* [Instruction]: Output the entries below exactly as written, omitting pictures.
## START
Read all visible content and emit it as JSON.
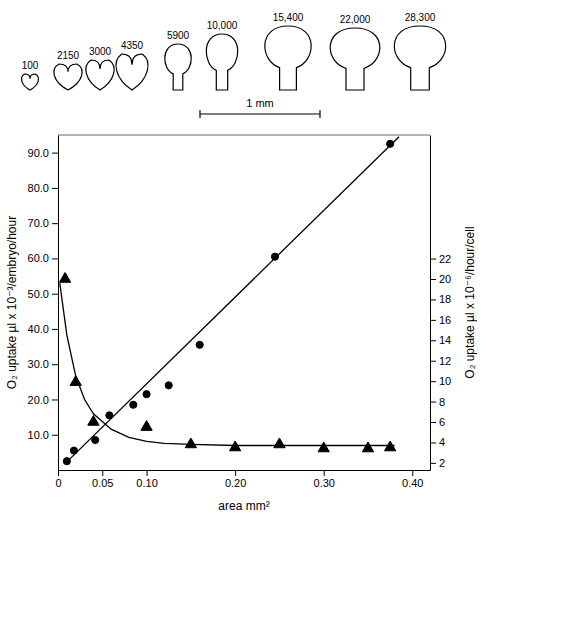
{
  "chart_data": {
    "type": "scatter",
    "x_label": "area mm²",
    "y_label": "O₂ uptake µl x 10⁻³/embryo/hour",
    "y2_label": "O₂ uptake µl x 10⁻⁶/hour/cell",
    "xlim": [
      0,
      0.42
    ],
    "xticks": [
      0,
      0.05,
      {
        "value": 0.1,
        "label": "0.10"
      },
      {
        "value": 0.2,
        "label": "0.20"
      },
      {
        "value": 0.3,
        "label": "0.30"
      },
      {
        "value": 0.4,
        "label": "0.40"
      }
    ],
    "ylim": [
      0,
      95
    ],
    "yticks": [
      {
        "value": 10,
        "label": "10.0"
      },
      {
        "value": 20,
        "label": "20.0"
      },
      {
        "value": 30,
        "label": "30.0"
      },
      {
        "value": 40,
        "label": "40.0"
      },
      {
        "value": 50,
        "label": "50.0"
      },
      {
        "value": 60,
        "label": "60.0"
      },
      {
        "value": 70,
        "label": "70.0"
      },
      {
        "value": 80,
        "label": "80.0"
      },
      {
        "value": 90,
        "label": "90.0"
      }
    ],
    "y2lim": [
      1.3,
      34.1
    ],
    "y2ticks": [
      2,
      4,
      6,
      8,
      10,
      12,
      14,
      16,
      18,
      20,
      22
    ],
    "grid": false,
    "series": [
      {
        "type": "line",
        "color": "#000000",
        "line_style": "solid",
        "x": [
          0.01,
          0.385
        ],
        "values": [
          2.3,
          94.5
        ]
      },
      {
        "type": "scatter",
        "color": "#000000",
        "marker": "circle",
        "x": [
          0.01,
          0.018,
          0.042,
          0.058,
          0.085,
          0.1,
          0.125,
          0.16,
          0.245,
          0.375
        ],
        "values": [
          2.5,
          5.5,
          8.5,
          15.5,
          18.5,
          21.5,
          24.0,
          35.5,
          60.5,
          92.5
        ]
      },
      {
        "type": "scatter",
        "color": "#000000",
        "marker": "triangle",
        "axis": "y2",
        "x": [
          0.008,
          0.02,
          0.04,
          0.1,
          0.15,
          0.2,
          0.25,
          0.3,
          0.35,
          0.375
        ],
        "values": [
          20.0,
          9.9,
          6.0,
          5.5,
          3.8,
          3.5,
          3.8,
          3.4,
          3.4,
          3.5
        ]
      },
      {
        "type": "line",
        "color": "#000000",
        "line_style": "solid",
        "axis": "y2",
        "x": [
          0.002,
          0.01,
          0.02,
          0.03,
          0.04,
          0.06,
          0.08,
          0.1,
          0.12,
          0.15,
          0.2,
          0.3,
          0.38
        ],
        "values": [
          19.6,
          14.5,
          10.5,
          8.2,
          6.8,
          5.3,
          4.5,
          4.1,
          3.9,
          3.8,
          3.7,
          3.7,
          3.7
        ]
      }
    ],
    "annotations": {
      "cell_counts": [
        "100",
        "2150",
        "3000",
        "4350",
        "5900",
        "10,000",
        "15,400",
        "22,000",
        "28,300"
      ],
      "scale_bar": "1 mm"
    }
  }
}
## END
* [Task solution]:
Read all visible content and emit it as JSON.
{
  "chart_data": {
    "type": "scatter",
    "x_label": "area mm²",
    "y_label": "O₂ uptake µl x 10⁻³/embryo/hour",
    "y2_label": "O₂ uptake µl x 10⁻⁶/hour/cell",
    "xlim": [
      0,
      0.42
    ],
    "xticks": [
      0,
      0.05,
      {
        "value": 0.1,
        "label": "0.10"
      },
      {
        "value": 0.2,
        "label": "0.20"
      },
      {
        "value": 0.3,
        "label": "0.30"
      },
      {
        "value": 0.4,
        "label": "0.40"
      }
    ],
    "ylim": [
      0,
      95
    ],
    "yticks": [
      {
        "value": 10,
        "label": "10.0"
      },
      {
        "value": 20,
        "label": "20.0"
      },
      {
        "value": 30,
        "label": "30.0"
      },
      {
        "value": 40,
        "label": "40.0"
      },
      {
        "value": 50,
        "label": "50.0"
      },
      {
        "value": 60,
        "label": "60.0"
      },
      {
        "value": 70,
        "label": "70.0"
      },
      {
        "value": 80,
        "label": "80.0"
      },
      {
        "value": 90,
        "label": "90.0"
      }
    ],
    "y2lim": [
      1.3,
      34.1
    ],
    "y2ticks": [
      2,
      4,
      6,
      8,
      10,
      12,
      14,
      16,
      18,
      20,
      22
    ],
    "grid": false,
    "series": [
      {
        "type": "line",
        "color": "#000000",
        "line_style": "solid",
        "x": [
          0.01,
          0.385
        ],
        "values": [
          2.3,
          94.5
        ]
      },
      {
        "type": "scatter",
        "color": "#000000",
        "marker": "circle",
        "x": [
          0.01,
          0.018,
          0.042,
          0.058,
          0.085,
          0.1,
          0.125,
          0.16,
          0.245,
          0.375
        ],
        "values": [
          2.5,
          5.5,
          8.5,
          15.5,
          18.5,
          21.5,
          24.0,
          35.5,
          60.5,
          92.5
        ]
      },
      {
        "type": "scatter",
        "color": "#000000",
        "marker": "triangle",
        "axis": "y2",
        "x": [
          0.008,
          0.02,
          0.04,
          0.1,
          0.15,
          0.2,
          0.25,
          0.3,
          0.35,
          0.375
        ],
        "values": [
          20.0,
          9.9,
          6.0,
          5.5,
          3.8,
          3.5,
          3.8,
          3.4,
          3.4,
          3.5
        ]
      },
      {
        "type": "line",
        "color": "#000000",
        "line_style": "solid",
        "axis": "y2",
        "x": [
          0.002,
          0.01,
          0.02,
          0.03,
          0.04,
          0.06,
          0.08,
          0.1,
          0.12,
          0.15,
          0.2,
          0.3,
          0.38
        ],
        "values": [
          19.6,
          14.5,
          10.5,
          8.2,
          6.8,
          5.3,
          4.5,
          4.1,
          3.9,
          3.8,
          3.7,
          3.7,
          3.7
        ]
      }
    ],
    "annotations": {
      "cell_counts": [
        "100",
        "2150",
        "3000",
        "4350",
        "5900",
        "10,000",
        "15,400",
        "22,000",
        "28,300"
      ],
      "scale_bar": "1 mm"
    }
  }
}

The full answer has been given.